→ **Supplied data**:
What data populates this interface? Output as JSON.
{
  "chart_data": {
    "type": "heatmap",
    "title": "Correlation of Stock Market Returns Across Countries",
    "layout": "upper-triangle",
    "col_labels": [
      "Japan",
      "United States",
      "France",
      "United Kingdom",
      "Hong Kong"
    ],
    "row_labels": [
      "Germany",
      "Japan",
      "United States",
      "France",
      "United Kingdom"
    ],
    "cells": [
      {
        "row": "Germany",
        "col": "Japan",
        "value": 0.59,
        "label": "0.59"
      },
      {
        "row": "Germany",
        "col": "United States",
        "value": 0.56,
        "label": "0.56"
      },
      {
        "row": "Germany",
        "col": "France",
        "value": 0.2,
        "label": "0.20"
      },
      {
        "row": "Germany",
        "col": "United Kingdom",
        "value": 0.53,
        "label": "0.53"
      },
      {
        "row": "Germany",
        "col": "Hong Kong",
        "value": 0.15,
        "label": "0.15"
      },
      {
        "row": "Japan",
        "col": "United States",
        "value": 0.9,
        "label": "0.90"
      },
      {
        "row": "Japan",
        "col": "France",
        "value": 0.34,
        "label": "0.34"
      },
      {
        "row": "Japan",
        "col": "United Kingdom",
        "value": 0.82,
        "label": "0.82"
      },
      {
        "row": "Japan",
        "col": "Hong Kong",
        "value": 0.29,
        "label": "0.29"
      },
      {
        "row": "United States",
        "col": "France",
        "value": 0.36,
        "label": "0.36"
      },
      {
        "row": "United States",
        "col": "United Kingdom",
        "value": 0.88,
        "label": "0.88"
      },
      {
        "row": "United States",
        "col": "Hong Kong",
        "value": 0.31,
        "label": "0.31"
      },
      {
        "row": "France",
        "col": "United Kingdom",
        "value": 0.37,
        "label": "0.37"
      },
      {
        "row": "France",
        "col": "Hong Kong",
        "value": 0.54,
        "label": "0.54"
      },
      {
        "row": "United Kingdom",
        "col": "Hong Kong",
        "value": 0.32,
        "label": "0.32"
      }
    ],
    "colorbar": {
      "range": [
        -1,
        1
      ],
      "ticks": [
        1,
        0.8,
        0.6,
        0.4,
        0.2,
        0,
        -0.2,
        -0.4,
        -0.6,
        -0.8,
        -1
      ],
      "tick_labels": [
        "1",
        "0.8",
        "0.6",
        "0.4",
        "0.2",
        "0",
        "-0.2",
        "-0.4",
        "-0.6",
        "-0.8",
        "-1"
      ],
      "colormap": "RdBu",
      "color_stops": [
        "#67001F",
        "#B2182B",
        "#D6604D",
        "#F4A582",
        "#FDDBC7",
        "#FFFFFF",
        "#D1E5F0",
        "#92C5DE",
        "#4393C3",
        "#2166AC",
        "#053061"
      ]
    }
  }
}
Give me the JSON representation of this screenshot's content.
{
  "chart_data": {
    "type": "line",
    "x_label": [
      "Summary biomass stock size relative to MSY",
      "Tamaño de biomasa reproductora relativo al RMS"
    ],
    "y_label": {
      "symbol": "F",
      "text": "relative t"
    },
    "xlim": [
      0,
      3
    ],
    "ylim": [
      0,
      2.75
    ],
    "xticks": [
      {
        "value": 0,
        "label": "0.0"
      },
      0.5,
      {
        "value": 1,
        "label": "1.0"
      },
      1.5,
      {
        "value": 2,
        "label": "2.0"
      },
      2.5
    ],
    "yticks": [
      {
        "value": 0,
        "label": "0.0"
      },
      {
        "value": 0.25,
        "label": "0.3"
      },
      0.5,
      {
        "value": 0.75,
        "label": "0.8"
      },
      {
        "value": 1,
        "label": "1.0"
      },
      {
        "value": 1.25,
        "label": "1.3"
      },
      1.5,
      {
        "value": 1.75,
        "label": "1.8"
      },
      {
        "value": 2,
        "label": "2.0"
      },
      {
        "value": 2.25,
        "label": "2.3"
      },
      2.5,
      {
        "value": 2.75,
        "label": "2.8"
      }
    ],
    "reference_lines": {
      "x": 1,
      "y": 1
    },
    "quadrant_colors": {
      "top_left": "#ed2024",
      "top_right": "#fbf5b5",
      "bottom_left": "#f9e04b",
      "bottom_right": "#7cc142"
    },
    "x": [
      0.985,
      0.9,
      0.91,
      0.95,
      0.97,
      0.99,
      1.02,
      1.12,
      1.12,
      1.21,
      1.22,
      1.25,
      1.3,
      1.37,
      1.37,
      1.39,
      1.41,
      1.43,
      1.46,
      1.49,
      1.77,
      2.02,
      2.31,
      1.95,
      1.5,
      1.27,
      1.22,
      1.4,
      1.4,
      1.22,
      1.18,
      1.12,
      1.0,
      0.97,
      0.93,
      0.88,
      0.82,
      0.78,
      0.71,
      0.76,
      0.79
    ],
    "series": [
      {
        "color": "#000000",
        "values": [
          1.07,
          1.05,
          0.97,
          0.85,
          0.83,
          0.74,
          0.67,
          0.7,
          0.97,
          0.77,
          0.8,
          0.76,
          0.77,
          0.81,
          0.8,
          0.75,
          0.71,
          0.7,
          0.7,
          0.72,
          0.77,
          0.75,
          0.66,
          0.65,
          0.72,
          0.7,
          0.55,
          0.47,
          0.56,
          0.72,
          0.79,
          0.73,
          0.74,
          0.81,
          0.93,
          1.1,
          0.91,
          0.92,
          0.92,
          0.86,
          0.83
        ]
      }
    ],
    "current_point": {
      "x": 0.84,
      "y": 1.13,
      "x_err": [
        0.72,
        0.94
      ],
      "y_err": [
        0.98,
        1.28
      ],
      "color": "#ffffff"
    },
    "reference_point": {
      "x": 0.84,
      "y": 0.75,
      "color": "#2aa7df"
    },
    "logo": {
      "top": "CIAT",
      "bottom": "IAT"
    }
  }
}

→ **Goal**: Go through the material and select each line with the string "relative" in it.

→ **Task result**:
      "Summary biomass stock size relative to MSY",
      "text": "relative t"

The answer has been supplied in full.